> [SEITENAUSZUG]:
Genie der Eigenwerbung.

„Keiner wie er so hold zu werben weiß.“ Wagner-Kenner haben bei diesen Worten sofort die Festwiese der „Meistersinger von Nürnberg“ vor Augen, auf der Walther von Stolzing sich gerade mit einem Tenorhit die Hand seiner angebeteten Eva gesichert hat. Nicholas Vazsonyi dagegen denkt dabei auch an den Komponisten selbst, dessen genialisch ausgeprägten Sinn für Eigenwerbung er in seinem Buch „Richard Wagner. Die Entstehung einer Marke“ beschreibt. Der Erfinder der Zukunftsmusik, so Vazsonyis These, wusste sich zu vermarkten wie keiner vor ihm: ein PR-Pionier, der sich zur Markteinführung seiner Produkte konsequent moderner Massenmedien bediente.

Aus jedem denkbaren Blickwinkel ist Wagner betrachtet worden, sogar aus dem seiner Hunde. Juristen und Psychologen haben die Libretti durchgearbeitet. Aber den Versuch, die Geburt der Wagner-Industrie aus dem Unternehmergeist ihres Schöpfers zu erklären, hat noch kein Exeget unternommen. Nicholas Vazsonyi, Professor für deutsche Literatur an der University of South Carolina, zeigt leicht nachvollziehbar, wie Wagner für sich warb. Als sich etwa 1846 in Dresden Widerstand gegen seinen Plan regte, Beethovens als schwer zugänglich verschriene Neunte Sinfonie aufzuführen, platzierte er vier Annoncen in der Zeitung, die als private Mitteilungen eines anonymen Enthusiasten verfasst waren. So gelang es ihm tatsächlich, Neugier beim Publikum zu wecken, das unbedingt bei diesem außergewöhnlichen Event dabei sein wollte.

> [BEREITGESTELLTES MATERIAL]:
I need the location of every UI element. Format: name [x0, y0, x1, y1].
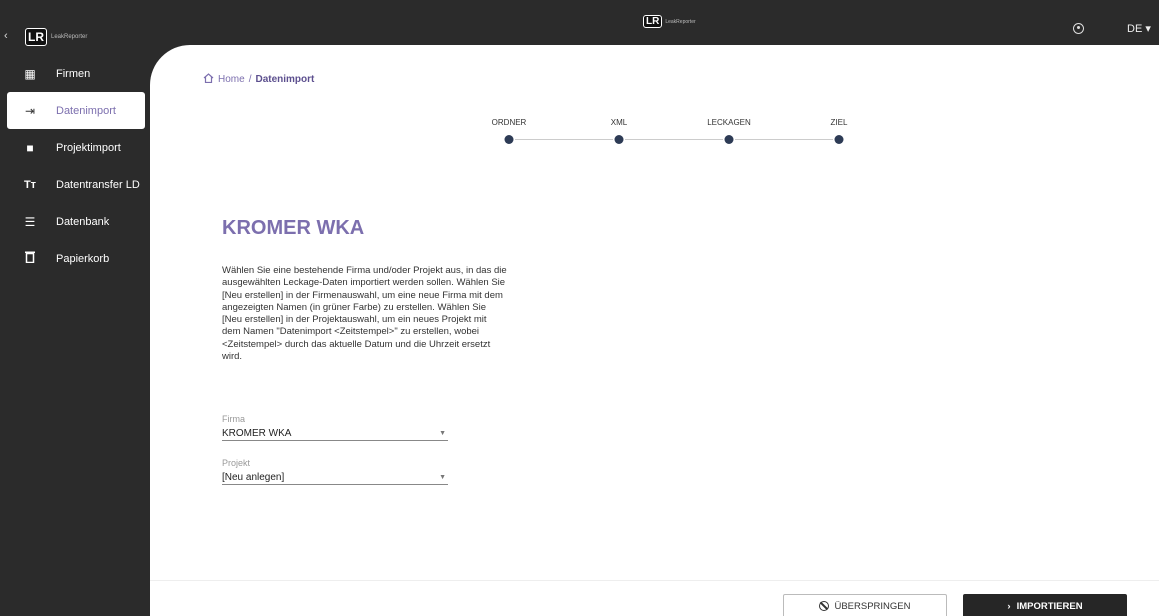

> [AUFGABENLISTE]:
1. Gib den Text über Wagners Eigenwerbung von „Genie der Eigenwerbung.“ bis einschließlich „moderner Massenmedien bediente.“ erneut wieder und ersetze darin „Eva“ durch „Isolde“.
2. Wie viele Annoncen ließ Wagner laut dem Text über Wagners Eigenwerbung 1846 in Dresden in die Zeitung setzen?
3. Setze den Text über Wagners Eigenwerbung im Anschluss an seinen letzten Satz fort.

> [ERGEBNISSE DER ÜBUNG]:
1.
Genie der Eigenwerbung.

„Keiner wie er so hold zu werben weiß.“ Wagner-Kenner haben bei diesen Worten sofort die Festwiese der „Meistersinger von Nürnberg“ vor Augen, auf der Walther von Stolzing sich gerade mit einem Tenorhit die Hand seiner angebeteten Isolde gesichert hat. Nicholas Vazsonyi dagegen denkt dabei auch an den Komponisten selbst, dessen genialisch ausgeprägten Sinn für Eigenwerbung er in seinem Buch „Richard Wagner. Die Entstehung einer Marke“ beschreibt. Der Erfinder der Zukunftsmusik, so Vazsonyis These, wusste sich zu vermarkten wie keiner vor ihm: ein PR-Pionier, der sich zur Markteinführung seiner Produkte konsequent moderner Massenmedien bediente.

2. Vier Annoncen.

3.
Ähnlich verfährt Wagner im Schweizer Exil, wenn er versucht, seine Zielgruppe auf die neuartigen, noch unaufgeführten Musikdramen einzuschwören: „Wagners Schriften aus dieser Zeit zeugen von einem entschlossenen Bemühen, seine Kompositionen mit einem Markenkonzept zu versehen“, schreibt Vazsonyi, „und sich im Zuge dessen eine spezielle Nische innerhalb der Musik- und Theaterwelt zu schaffen.“ Parallel dazu überschwemmen Wagner-Anhänger von Liszt bis Baudelaire die Presse mit Lobartikeln, in nie dagewesener Parteilichkeit schlägt sich zudem die „Allgemeine Deutsche Musikzeitung“ auf die Seite des revolutionären Gesamtkunstwerkers.

Dass Wagner auch mit seiner Musik selbst auf Kundenbindung aus ist, erkannte schon Adorno: „Unter den Funktionen des Leitmotivs findet sich eine warenhafte, der Reklame ähnliche: die Musik ist, wie später in der Massenkultur allgemein, auf Behaltenwerden angelegt, vorweg für Vergessliche gedacht.“ Dazu passt, dass zu den ersten Festspielen Hans von Wolzogens „Thematischer Leitfaden“ für den „Ring des Nibelungen“ erschien, ein „musikalischer Baedecker“ (Hanslick), der zum Bestseller wurde. Wagner selber versorgte vor dem Festivalstart 180 Redaktionen mit Pressemitteilungen: eine aggressive Kampagne, bei der für jedes Ressort etwas dabei war: Berichte über die Ankunft der Künstler, den Stand der Proben, die zur Premiere erwartete Prominenz.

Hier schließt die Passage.